* Exercise goal
Tally the lines that hold the string "ylabel", and reply with the count alone.
[Begin Data for this exercise]
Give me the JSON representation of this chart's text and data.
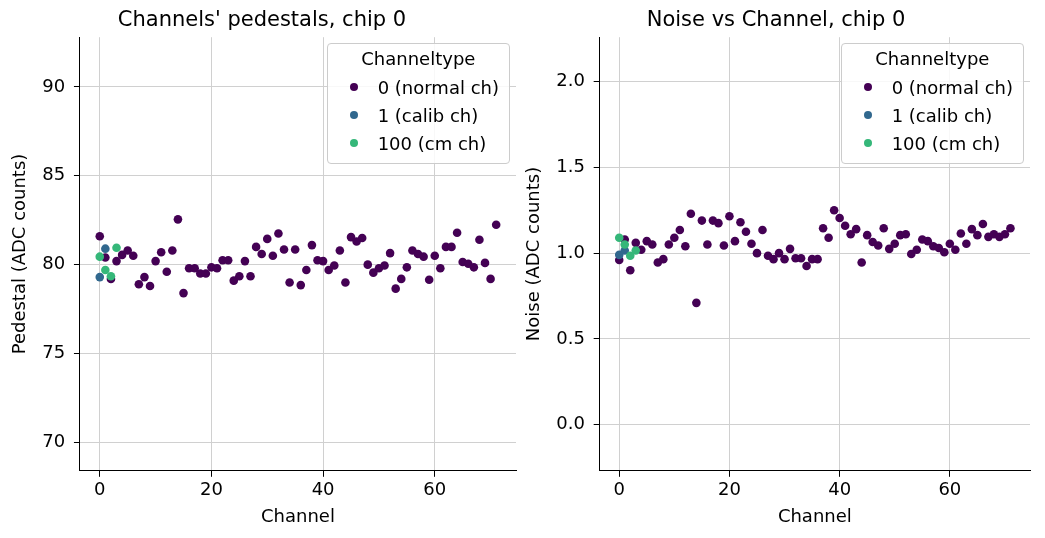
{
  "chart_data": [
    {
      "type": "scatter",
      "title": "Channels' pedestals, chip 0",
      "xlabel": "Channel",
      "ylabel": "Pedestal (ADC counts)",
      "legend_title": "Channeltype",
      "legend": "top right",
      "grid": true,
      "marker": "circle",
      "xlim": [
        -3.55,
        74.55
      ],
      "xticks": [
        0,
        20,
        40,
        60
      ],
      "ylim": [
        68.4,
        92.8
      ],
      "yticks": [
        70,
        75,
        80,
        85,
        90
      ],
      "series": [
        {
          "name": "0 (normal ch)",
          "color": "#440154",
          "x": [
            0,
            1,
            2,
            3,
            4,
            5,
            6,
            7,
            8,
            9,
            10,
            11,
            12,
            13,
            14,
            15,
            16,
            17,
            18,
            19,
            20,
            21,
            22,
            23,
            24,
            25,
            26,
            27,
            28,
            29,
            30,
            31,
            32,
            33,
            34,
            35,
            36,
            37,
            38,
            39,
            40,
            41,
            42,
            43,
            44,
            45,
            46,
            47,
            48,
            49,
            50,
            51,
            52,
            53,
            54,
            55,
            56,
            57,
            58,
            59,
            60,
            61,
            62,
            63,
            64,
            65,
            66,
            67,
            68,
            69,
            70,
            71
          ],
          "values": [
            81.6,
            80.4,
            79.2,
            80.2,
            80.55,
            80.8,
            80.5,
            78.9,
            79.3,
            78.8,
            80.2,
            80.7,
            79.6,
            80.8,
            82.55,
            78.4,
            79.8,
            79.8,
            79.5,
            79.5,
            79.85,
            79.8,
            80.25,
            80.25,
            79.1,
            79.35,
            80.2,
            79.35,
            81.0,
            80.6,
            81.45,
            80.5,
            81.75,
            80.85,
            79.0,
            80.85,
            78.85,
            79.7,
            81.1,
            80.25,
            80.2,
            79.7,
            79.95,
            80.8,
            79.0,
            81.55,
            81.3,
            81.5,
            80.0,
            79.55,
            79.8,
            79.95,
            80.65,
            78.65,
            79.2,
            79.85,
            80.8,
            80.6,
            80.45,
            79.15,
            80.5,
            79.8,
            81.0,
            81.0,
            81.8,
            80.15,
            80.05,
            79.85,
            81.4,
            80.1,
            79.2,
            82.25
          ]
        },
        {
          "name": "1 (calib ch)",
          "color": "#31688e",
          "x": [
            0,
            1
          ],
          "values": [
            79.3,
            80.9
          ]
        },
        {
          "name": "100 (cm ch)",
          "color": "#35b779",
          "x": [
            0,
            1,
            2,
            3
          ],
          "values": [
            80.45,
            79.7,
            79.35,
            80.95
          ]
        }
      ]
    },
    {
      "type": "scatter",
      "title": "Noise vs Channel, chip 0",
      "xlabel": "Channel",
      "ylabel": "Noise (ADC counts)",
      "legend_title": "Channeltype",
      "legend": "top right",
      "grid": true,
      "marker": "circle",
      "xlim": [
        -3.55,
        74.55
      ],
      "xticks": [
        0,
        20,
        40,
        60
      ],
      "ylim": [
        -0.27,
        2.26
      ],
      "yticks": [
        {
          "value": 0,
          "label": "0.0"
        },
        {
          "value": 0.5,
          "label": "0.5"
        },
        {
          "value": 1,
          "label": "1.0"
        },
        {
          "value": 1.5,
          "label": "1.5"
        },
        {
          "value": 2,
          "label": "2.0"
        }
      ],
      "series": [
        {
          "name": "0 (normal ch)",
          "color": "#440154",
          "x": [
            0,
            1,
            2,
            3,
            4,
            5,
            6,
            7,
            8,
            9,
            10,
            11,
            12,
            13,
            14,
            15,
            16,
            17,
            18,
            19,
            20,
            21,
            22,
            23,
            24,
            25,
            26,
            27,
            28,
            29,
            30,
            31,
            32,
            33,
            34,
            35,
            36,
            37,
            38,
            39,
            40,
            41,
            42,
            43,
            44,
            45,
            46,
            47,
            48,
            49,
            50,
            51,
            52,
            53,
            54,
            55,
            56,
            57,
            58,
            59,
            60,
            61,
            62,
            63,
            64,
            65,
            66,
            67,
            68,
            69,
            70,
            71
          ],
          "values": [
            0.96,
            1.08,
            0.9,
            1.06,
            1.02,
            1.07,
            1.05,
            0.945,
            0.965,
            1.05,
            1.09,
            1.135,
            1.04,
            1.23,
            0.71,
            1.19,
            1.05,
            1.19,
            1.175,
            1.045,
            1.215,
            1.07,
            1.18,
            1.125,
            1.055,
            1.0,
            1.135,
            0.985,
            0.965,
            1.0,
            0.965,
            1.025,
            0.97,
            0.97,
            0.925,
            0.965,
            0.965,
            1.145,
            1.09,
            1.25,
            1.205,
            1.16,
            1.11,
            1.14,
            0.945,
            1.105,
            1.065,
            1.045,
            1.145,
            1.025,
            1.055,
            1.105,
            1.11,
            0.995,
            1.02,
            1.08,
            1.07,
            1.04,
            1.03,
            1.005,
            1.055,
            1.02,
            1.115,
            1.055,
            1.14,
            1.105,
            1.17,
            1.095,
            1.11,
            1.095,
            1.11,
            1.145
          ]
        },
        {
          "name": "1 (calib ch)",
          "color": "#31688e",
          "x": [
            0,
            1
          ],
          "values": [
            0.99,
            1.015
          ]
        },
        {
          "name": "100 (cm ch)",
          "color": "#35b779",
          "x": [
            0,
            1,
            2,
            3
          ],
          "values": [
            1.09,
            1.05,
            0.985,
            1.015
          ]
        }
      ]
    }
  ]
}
[End Data for this exercise]
* Exercise solution
2